INSTRUCTION.
Provide nothing beyond the count of lines that include the string "title".

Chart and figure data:
▼
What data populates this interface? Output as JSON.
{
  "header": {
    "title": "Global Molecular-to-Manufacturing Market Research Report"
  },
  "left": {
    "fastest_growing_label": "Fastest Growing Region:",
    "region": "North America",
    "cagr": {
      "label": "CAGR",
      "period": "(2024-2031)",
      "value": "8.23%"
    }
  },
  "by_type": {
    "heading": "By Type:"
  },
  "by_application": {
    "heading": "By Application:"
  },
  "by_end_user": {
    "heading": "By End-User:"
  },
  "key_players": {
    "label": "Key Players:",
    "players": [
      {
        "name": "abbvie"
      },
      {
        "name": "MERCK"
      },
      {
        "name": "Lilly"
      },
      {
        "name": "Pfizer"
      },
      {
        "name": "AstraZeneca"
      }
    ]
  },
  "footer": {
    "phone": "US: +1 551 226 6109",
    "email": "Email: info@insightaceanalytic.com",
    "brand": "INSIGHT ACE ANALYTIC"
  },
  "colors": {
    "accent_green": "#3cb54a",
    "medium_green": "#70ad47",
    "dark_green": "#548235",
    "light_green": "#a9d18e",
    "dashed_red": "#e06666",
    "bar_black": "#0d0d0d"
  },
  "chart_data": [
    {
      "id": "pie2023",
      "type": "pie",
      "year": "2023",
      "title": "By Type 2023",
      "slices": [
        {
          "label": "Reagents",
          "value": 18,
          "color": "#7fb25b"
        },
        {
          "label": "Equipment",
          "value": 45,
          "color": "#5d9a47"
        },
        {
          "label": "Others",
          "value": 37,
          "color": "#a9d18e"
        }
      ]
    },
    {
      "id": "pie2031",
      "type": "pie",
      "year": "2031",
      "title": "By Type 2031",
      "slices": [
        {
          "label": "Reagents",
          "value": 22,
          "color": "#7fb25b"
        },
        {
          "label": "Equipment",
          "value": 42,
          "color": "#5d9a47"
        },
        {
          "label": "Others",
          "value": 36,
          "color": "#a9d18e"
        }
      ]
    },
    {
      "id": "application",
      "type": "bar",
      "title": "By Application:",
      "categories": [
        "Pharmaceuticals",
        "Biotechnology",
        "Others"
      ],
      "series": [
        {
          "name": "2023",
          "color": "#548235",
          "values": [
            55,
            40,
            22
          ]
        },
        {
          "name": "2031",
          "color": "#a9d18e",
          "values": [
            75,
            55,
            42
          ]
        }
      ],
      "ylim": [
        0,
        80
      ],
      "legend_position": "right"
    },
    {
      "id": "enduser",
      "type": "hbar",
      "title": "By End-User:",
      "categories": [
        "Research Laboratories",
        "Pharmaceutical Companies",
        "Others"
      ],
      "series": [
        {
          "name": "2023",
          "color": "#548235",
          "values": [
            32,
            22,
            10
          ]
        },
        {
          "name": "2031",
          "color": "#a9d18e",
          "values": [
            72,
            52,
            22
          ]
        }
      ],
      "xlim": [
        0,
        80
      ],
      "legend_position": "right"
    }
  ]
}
▲
PROBLEM SOLUTION.
5